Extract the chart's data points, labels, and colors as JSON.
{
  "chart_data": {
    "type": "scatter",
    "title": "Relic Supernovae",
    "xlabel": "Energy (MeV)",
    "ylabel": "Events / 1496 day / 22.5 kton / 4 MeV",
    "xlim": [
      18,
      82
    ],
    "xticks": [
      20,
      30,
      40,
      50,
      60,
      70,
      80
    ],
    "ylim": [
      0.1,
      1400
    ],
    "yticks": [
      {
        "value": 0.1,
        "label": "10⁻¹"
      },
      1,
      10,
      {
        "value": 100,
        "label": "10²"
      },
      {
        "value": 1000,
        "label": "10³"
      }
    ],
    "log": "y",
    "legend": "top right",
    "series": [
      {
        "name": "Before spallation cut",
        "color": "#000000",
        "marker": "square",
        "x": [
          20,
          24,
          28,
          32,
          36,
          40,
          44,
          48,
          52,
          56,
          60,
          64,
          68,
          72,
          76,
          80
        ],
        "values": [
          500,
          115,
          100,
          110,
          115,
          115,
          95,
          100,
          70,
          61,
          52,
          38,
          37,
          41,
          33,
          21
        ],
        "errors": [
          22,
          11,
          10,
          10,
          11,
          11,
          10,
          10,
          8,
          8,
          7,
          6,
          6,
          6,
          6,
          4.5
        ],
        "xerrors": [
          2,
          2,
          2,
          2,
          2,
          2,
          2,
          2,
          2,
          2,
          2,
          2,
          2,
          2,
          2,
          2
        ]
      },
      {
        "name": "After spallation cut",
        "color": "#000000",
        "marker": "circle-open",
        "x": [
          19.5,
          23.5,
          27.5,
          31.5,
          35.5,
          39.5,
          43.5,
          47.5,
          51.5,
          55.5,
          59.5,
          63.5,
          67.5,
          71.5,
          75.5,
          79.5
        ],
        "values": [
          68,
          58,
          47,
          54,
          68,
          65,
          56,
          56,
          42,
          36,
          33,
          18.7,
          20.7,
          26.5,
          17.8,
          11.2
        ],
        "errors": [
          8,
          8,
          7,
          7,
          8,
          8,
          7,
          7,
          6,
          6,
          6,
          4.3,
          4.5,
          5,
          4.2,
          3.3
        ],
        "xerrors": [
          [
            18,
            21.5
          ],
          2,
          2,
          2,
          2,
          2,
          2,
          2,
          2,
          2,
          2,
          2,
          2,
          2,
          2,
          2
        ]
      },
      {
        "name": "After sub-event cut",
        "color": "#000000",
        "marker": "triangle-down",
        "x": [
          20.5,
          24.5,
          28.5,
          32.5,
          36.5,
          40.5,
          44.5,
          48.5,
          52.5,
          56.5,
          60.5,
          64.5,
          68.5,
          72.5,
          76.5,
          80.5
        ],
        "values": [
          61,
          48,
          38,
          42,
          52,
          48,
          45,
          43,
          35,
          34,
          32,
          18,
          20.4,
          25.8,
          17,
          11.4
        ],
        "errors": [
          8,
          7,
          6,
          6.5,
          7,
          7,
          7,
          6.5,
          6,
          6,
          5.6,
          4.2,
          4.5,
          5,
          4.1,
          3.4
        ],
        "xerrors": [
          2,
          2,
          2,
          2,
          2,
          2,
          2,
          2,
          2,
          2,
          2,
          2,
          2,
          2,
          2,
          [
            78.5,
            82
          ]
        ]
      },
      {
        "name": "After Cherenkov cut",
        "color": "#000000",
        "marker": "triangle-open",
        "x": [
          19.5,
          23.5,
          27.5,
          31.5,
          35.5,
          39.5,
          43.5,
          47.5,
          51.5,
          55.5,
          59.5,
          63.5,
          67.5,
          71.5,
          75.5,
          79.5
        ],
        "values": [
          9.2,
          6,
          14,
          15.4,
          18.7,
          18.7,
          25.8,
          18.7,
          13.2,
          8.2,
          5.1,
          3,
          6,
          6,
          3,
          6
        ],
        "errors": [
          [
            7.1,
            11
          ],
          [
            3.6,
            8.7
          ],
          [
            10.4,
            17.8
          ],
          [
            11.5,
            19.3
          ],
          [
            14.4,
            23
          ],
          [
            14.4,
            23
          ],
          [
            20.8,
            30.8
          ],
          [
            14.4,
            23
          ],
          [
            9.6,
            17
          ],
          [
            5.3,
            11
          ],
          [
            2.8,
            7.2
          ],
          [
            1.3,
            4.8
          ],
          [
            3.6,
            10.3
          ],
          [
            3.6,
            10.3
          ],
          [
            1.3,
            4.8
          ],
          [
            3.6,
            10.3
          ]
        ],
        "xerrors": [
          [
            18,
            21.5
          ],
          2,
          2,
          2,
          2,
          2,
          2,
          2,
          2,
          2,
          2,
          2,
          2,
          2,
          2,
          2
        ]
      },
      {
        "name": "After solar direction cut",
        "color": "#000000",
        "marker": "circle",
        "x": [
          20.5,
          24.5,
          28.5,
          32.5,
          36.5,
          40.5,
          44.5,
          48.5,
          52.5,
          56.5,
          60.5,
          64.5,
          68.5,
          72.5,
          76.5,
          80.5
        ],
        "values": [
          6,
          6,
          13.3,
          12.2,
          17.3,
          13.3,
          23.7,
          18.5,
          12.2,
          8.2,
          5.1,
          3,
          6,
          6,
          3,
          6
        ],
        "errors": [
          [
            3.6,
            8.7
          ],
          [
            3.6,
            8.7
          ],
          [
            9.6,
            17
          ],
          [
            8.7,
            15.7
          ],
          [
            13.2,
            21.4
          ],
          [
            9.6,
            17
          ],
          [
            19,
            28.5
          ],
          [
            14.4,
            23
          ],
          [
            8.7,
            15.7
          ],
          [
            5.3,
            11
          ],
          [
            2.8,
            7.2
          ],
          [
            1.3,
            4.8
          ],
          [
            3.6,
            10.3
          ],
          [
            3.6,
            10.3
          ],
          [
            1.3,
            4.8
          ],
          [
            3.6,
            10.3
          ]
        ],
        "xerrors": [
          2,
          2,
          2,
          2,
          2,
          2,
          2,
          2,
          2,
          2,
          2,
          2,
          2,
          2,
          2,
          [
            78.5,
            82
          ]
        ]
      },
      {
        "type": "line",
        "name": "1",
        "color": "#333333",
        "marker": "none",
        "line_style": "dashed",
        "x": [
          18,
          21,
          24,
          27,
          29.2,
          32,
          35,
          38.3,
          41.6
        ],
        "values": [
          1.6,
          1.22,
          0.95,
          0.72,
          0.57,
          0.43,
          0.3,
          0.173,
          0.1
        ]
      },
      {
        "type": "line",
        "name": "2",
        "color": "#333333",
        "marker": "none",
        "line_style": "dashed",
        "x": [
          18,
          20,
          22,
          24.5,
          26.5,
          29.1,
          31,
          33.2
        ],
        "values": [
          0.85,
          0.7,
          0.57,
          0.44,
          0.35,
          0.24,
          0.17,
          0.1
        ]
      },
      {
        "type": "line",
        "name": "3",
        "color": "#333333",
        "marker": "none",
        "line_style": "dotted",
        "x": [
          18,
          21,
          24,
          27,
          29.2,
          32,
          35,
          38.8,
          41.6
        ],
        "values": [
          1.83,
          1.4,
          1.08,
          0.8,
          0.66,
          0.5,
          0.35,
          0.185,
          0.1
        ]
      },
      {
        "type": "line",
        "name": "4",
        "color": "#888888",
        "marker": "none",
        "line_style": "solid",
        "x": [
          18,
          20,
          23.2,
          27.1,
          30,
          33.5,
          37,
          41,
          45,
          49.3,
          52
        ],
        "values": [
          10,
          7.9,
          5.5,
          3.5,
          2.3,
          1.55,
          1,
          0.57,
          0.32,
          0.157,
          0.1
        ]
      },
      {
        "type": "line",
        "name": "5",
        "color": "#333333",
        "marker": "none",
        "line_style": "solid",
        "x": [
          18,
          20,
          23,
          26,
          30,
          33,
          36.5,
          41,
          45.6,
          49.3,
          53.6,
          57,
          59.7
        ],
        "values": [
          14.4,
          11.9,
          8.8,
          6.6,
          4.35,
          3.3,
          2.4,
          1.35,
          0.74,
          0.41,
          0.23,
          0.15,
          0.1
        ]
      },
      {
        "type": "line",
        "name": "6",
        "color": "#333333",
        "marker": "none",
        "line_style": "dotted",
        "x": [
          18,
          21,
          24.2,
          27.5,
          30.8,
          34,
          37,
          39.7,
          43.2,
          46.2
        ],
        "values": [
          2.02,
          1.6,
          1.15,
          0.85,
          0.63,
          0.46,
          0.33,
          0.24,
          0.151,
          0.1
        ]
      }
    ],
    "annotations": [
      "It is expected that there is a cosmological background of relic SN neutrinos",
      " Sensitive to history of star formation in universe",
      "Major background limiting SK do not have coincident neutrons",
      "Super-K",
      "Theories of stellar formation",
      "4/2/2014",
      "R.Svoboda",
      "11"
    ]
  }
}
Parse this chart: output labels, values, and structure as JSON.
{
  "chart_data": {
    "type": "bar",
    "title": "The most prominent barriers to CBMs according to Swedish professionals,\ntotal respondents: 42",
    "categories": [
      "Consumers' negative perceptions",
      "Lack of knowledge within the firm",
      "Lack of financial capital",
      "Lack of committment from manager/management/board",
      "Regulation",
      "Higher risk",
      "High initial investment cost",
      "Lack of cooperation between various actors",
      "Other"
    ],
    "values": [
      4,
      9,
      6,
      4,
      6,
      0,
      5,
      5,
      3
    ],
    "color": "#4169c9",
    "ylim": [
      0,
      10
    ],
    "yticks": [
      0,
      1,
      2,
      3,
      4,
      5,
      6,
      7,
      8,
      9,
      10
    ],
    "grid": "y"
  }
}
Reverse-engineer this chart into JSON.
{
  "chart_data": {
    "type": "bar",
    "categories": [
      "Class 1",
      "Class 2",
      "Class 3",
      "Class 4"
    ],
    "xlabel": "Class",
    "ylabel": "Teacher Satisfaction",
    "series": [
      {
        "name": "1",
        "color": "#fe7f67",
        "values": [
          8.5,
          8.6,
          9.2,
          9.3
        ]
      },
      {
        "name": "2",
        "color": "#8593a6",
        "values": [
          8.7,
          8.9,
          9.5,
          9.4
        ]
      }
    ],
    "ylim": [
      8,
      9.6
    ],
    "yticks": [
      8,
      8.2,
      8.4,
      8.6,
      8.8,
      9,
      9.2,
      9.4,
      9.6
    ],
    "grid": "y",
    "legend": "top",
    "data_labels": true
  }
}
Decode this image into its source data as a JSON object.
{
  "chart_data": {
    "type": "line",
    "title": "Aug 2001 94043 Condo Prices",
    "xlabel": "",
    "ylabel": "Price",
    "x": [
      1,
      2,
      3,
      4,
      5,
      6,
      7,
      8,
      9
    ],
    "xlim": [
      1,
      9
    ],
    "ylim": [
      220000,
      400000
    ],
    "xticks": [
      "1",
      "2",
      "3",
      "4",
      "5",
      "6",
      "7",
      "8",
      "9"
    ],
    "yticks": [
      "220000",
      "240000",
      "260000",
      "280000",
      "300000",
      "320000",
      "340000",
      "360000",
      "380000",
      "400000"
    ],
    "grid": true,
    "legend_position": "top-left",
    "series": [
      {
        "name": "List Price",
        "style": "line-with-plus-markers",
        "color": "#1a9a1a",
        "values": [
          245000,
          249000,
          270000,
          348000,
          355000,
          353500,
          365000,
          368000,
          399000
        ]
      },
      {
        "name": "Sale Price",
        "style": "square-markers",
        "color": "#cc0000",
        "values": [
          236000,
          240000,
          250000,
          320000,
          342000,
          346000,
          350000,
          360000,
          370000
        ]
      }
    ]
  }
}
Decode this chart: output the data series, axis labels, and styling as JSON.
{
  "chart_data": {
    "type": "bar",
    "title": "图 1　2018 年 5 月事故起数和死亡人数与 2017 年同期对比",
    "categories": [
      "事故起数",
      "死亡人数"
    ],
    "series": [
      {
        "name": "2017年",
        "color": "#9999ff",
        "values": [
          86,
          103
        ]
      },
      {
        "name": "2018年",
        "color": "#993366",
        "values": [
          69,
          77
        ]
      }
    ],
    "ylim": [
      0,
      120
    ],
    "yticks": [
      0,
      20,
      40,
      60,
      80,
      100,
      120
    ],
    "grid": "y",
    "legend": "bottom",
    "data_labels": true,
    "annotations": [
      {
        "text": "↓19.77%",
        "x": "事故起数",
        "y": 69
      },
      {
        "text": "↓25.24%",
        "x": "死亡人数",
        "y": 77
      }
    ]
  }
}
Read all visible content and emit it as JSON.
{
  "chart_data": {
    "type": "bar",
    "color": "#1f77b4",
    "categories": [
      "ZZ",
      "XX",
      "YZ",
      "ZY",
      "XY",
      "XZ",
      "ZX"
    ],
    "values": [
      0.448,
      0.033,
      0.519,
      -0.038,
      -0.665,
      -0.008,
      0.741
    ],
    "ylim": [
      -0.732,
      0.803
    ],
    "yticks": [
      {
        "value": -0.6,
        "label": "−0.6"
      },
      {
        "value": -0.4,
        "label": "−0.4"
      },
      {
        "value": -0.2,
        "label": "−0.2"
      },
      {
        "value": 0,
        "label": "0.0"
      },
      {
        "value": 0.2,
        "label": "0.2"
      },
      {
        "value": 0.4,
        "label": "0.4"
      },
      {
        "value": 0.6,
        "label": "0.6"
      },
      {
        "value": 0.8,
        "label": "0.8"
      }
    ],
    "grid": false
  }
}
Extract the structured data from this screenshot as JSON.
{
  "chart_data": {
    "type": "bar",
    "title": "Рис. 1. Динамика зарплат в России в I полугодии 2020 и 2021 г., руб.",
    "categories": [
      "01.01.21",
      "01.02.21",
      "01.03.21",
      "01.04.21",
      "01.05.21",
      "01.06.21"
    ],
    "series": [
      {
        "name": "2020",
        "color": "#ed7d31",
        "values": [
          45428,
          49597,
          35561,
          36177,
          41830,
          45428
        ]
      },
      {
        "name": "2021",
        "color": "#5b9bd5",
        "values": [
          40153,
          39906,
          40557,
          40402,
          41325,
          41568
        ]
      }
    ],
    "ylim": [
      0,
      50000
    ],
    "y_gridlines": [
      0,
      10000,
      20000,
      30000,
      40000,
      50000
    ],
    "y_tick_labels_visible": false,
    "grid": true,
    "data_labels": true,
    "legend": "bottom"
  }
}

──────

YOUR GOAL:
Look through the records and count each line that holds "triangle". Write only the total.

SOLUTION FOR THIS EXERCISE:
2